Source passage.
Could you please elaborate? You say "quicker launch" and "cache options". So what if I ask you, "does that mean maps in TF2 might load faster?" or "does that mean that when a game requests a frequently used resource from disk, it can acquire it right away?" What is your answer to these two questions? What is your justification? Assuming you have an answer, what does this mean with respect to actual game performance?
My testing has been done always with XP SP2 or SP3 and tested against Vista both pre- and post- SP1. Vista has always (yes ALWAYS) been less stable, more problematic and more prone to various errors. For benchmark programs, see below.

I'm not seeing any numbers mentioned here, and I don't see any mention of testing methodology. Maybe before making claims like this, you should have some facts ready to back up your claims.. instead of using caps on words that really have no meaning.
Cinebench, 3DMark05 and Vantage, SuperPi, Crysis benchmarks, Lightmark 2007, and photoshop scripts.

I'm always curious about this "stable" comment. People like to say XP is "more stable" .. As someone who has used Vista x64 since RTM, and now uses Vista x64 at work, I have not once, *since RTM*, seen Vista x64 do something that would make me say it is "less stable" than anything. It has absolutely, without question, NEVER crashed on me. It has never blue screen'd, never randomly "app not responding", never went off into lala land, never did anything I did not fully expect. Absolutely never. This is on two laptops and three desktops. Each has been run for extended periods of time, days or weeks, without issue, running various tasks.

Exercise task 1. Transcribe the Vista and XP discussion, starting with "My testing has" and going on through "and photoshop scripts.".
Exercise task 2. List every benchmark program named in the Vista and XP discussion.
The items are not needed for any of this.

Image layout annotations
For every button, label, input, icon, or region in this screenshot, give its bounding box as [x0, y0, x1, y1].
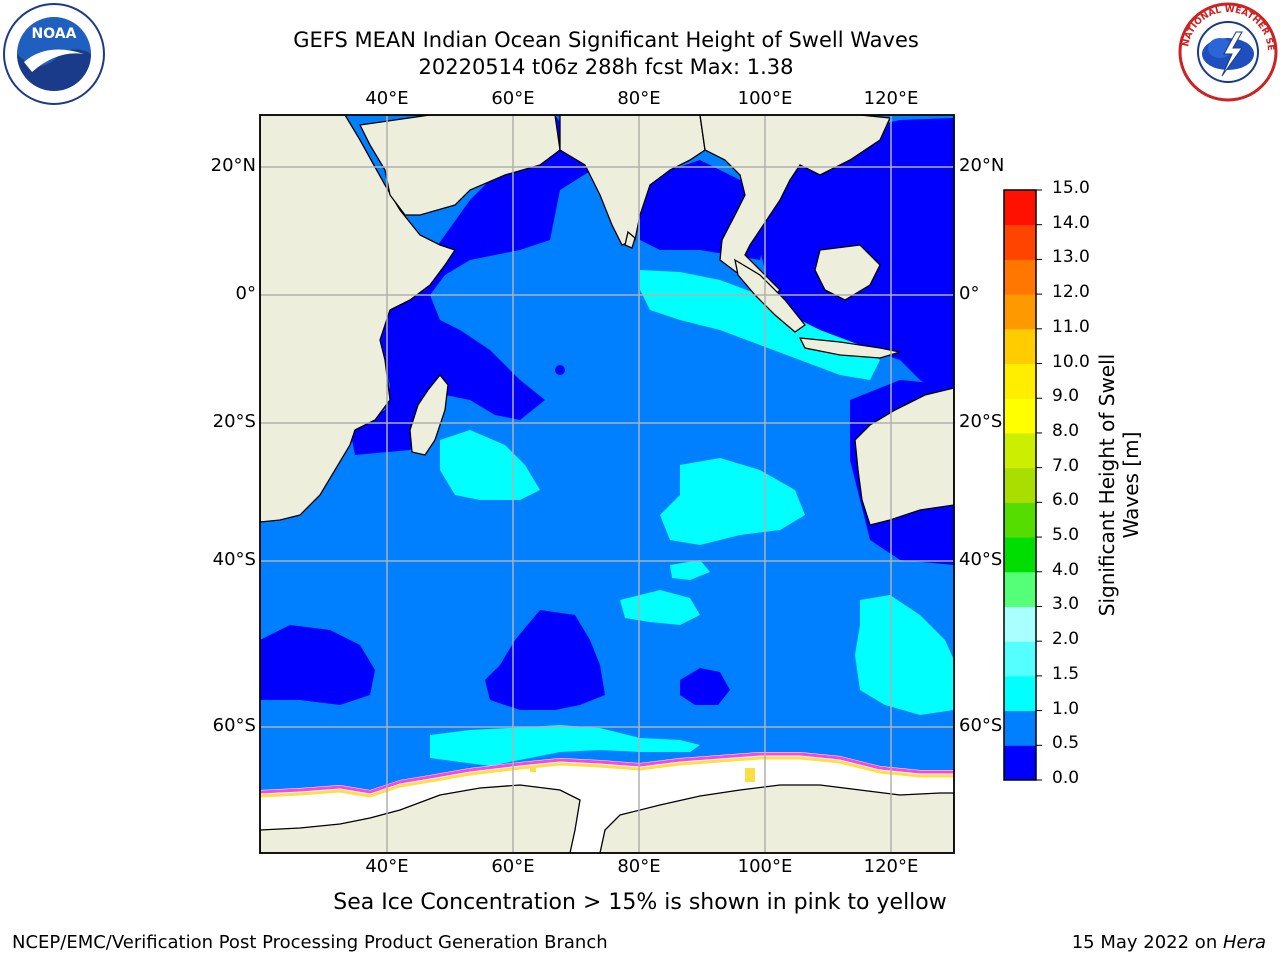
lat-label-right-20s: 20°S — [959, 411, 1003, 432]
colorbar-segment — [1004, 432, 1036, 469]
colorbar-tick-label: 13.0 — [1052, 247, 1090, 268]
colorbar-tick-label: 2.0 — [1052, 629, 1080, 650]
lat-label-left-20s: 20°S — [212, 411, 256, 432]
colorbar — [1003, 189, 1042, 781]
map-frame — [259, 114, 955, 854]
colorbar-frame — [1003, 189, 1037, 781]
footer-left: NCEP/EMC/Verification Post Processing Pr… — [12, 932, 608, 953]
colorbar-label: Significant Height of Swell Waves [m] — [1095, 335, 1145, 635]
colorbar-tick-label: 0.0 — [1052, 768, 1080, 788]
colorbar-segment — [1004, 259, 1036, 295]
colorbar-segment — [1004, 467, 1036, 503]
footer-right: 15 May 2022 on Hera — [1072, 932, 1266, 953]
colorbar-tick-label: 15.0 — [1052, 178, 1090, 198]
lat-label-left-60s: 60°S — [212, 715, 256, 736]
colorbar-tick-label: 5.0 — [1052, 525, 1080, 546]
high-swell-regions — [430, 270, 954, 766]
lat-label-left-40s: 40°S — [212, 549, 256, 570]
colorbar-segment — [1004, 224, 1036, 260]
colorbar-segment — [1004, 190, 1036, 226]
graticule — [260, 115, 954, 853]
lon-label-bottom-40e: 40°E — [365, 856, 409, 877]
lon-label-bottom-120e: 120°E — [863, 856, 919, 877]
colorbar-tick-label: 14.0 — [1052, 212, 1090, 233]
colorbar-tick-label: 8.0 — [1052, 420, 1080, 441]
ice-edge-pink — [260, 752, 954, 794]
colorbar-segment — [1004, 502, 1036, 538]
colorbar-segment — [1004, 537, 1036, 573]
colorbar-segment — [1004, 571, 1036, 607]
sea-ice-caption: Sea Ice Concentration > 15% is shown in … — [333, 890, 947, 915]
colorbar-segment — [1004, 641, 1036, 677]
colorbar-tick-label: 10.0 — [1052, 351, 1090, 372]
colorbar-label-line2: Waves [m] — [1119, 431, 1143, 539]
ice-edge-yellow — [260, 756, 954, 798]
colorbar-segment — [1004, 294, 1036, 330]
lon-label-bottom-80e: 80°E — [617, 856, 661, 877]
noaa-logo: NOAA — [3, 3, 105, 105]
colorbar-tick-label: 12.0 — [1052, 282, 1090, 303]
chart-subtitle: 20220514 t06z 288h fcst Max: 1.38 — [418, 55, 794, 79]
colorbar-tick-label: 4.0 — [1052, 559, 1080, 580]
lon-label-top-80e: 80°E — [617, 88, 661, 109]
lon-label-top-100e: 100°E — [737, 88, 793, 109]
nws-logo: NATIONAL WEATHER SERVICE — [1178, 2, 1278, 102]
noaa-logo-text: NOAA — [32, 26, 77, 42]
colorbar-tick-label: 7.0 — [1052, 455, 1080, 476]
footer-host: Hera — [1222, 932, 1266, 953]
map-area — [260, 115, 954, 853]
lon-label-top-60e: 60°E — [491, 88, 535, 109]
colorbar-segment — [1004, 710, 1036, 746]
colorbar-segment — [1004, 675, 1036, 712]
lat-label-left-0: 0° — [235, 283, 256, 304]
colorbar-tick-label: 1.0 — [1052, 698, 1080, 719]
colorbar-label-line1: Significant Height of Swell — [1095, 353, 1119, 617]
colorbar-segment — [1004, 363, 1036, 399]
colorbar-tick-label: 3.0 — [1052, 594, 1080, 615]
colorbar-tick-label: 11.0 — [1052, 316, 1090, 337]
lon-label-bottom-60e: 60°E — [491, 856, 535, 877]
lat-label-right-40s: 40°S — [959, 549, 1003, 570]
colorbar-tick-label: 6.0 — [1052, 490, 1080, 511]
lat-label-right-0: 0° — [959, 283, 980, 304]
colorbar-tick-label: 9.0 — [1052, 386, 1080, 407]
lat-label-left-20n: 20°N — [210, 155, 256, 176]
colorbar-segment — [1004, 398, 1036, 434]
colorbar-segment — [1004, 606, 1036, 642]
colorbar-segment — [1004, 328, 1036, 365]
colorbar-tick-label: 0.5 — [1052, 733, 1080, 754]
lat-label-right-20n: 20°N — [959, 155, 1005, 176]
lon-label-bottom-100e: 100°E — [737, 856, 793, 877]
footer-date: 15 May 2022 on — [1071, 932, 1223, 953]
lat-label-right-60s: 60°S — [959, 715, 1003, 736]
lon-label-top-40e: 40°E — [365, 88, 409, 109]
lon-label-top-120e: 120°E — [863, 88, 919, 109]
colorbar-tick-label: 1.5 — [1052, 663, 1080, 684]
chart-title: GEFS MEAN Indian Ocean Significant Heigh… — [293, 28, 919, 52]
colorbar-segment — [1004, 745, 1036, 781]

Final result 1.
My testing has been done always with XP SP2 or SP3 and tested against Vista both pre- and post- SP1. Vista has always (yes ALWAYS) been less stable, more problematic and more prone to various errors. For benchmark programs, see below.

I'm not seeing any numbers mentioned here, and I don't see any mention of testing methodology. Maybe before making claims like this, you should have some facts ready to back up your claims.. instead of using caps on words that really have no meaning.
Cinebench, 3DMark05 and Vantage, SuperPi, Crysis benchmarks, Lightmark 2007, and photoshop scripts.

Final result 2.
- Cinebench
- 3DMark05
- Vantage
- SuperPi
- Crysis benchmarks
- Lightmark 2007
- photoshop scripts